Print the data exactly, leaving nothing out.
--- Begin The records ---
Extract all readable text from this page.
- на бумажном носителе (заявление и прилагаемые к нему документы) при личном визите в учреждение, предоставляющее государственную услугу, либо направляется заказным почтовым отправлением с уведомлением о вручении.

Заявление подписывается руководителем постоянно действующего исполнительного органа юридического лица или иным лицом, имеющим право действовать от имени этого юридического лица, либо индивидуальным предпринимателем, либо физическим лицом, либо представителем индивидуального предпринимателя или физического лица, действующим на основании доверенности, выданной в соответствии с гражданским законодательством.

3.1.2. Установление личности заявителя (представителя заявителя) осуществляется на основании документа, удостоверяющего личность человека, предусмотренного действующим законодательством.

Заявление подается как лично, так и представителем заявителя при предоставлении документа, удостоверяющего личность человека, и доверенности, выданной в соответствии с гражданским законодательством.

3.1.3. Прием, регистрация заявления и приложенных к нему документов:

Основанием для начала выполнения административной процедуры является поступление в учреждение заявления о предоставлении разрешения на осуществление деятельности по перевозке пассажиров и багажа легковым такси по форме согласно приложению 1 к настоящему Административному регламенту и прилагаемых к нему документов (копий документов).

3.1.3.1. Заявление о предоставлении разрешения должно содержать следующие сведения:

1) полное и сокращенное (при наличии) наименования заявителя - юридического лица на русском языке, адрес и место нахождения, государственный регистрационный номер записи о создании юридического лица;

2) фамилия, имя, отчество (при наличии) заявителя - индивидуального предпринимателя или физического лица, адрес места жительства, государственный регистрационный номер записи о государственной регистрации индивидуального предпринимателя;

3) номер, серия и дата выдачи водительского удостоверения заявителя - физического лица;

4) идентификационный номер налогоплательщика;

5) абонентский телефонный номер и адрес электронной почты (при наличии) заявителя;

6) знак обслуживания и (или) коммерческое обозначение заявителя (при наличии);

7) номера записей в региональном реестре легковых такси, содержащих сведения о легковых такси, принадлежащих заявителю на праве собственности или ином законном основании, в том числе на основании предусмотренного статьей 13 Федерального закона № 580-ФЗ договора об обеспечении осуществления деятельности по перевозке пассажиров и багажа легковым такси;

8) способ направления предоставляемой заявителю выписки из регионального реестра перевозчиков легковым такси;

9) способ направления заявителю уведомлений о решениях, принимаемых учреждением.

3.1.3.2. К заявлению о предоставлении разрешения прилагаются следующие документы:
--- End The records ---
• _Solution for this task_
Extract all readable text from this page.
- на бумажном носителе (заявление и прилагаемые к нему документы) при личном визите в учреждение, предоставляющее государственную услугу, либо направляется заказным почтовым отправлением с уведомлением о вручении.

Заявление подписывается руководителем постоянно действующего исполнительного органа юридического лица или иным лицом, имеющим право действовать от имени этого юридического лица, либо индивидуальным предпринимателем, либо физическим лицом, либо представителем индивидуального предпринимателя или физического лица, действующим на основании доверенности, выданной в соответствии с гражданским законодательством.

3.1.2. Установление личности заявителя (представителя заявителя) осуществляется на основании документа, удостоверяющего личность человека, предусмотренного действующим законодательством.

Заявление подается как лично, так и представителем заявителя при предоставлении документа, удостоверяющего личность человека, и доверенности, выданной в соответствии с гражданским законодательством.

3.1.3. Прием, регистрация заявления и приложенных к нему документов:

Основанием для начала выполнения административной процедуры является поступление в учреждение заявления о предоставлении разрешения на осуществление деятельности по перевозке пассажиров и багажа легковым такси по форме согласно приложению 1 к настоящему Административному регламенту и прилагаемых к нему документов (копий документов).

3.1.3.1. Заявление о предоставлении разрешения должно содержать следующие сведения:

1) полное и сокращенное (при наличии) наименования заявителя - юридического лица на русском языке, адрес и место нахождения, государственный регистрационный номер записи о создании юридического лица;

2) фамилия, имя, отчество (при наличии) заявителя - индивидуального предпринимателя или физического лица, адрес места жительства, государственный регистрационный номер записи о государственной регистрации индивидуального предпринимателя;

3) номер, серия и дата выдачи водительского удостоверения заявителя - физического лица;

4) идентификационный номер налогоплательщика;

5) абонентский телефонный номер и адрес электронной почты (при наличии) заявителя;

6) знак обслуживания и (или) коммерческое обозначение заявителя (при наличии);

7) номера записей в региональном реестре легковых такси, содержащих сведения о легковых такси, принадлежащих заявителю на праве собственности или ином законном основании, в том числе на основании предусмотренного статьей 13 Федерального закона № 580-ФЗ договора об обеспечении осуществления деятельности по перевозке пассажиров и багажа легковым такси;

8) способ направления предоставляемой заявителю выписки из регионального реестра перевозчиков легковым такси;

9) способ направления заявителю уведомлений о решениях, принимаемых учреждением.

3.1.3.2. К заявлению о предоставлении разрешения прилагаются следующие документы:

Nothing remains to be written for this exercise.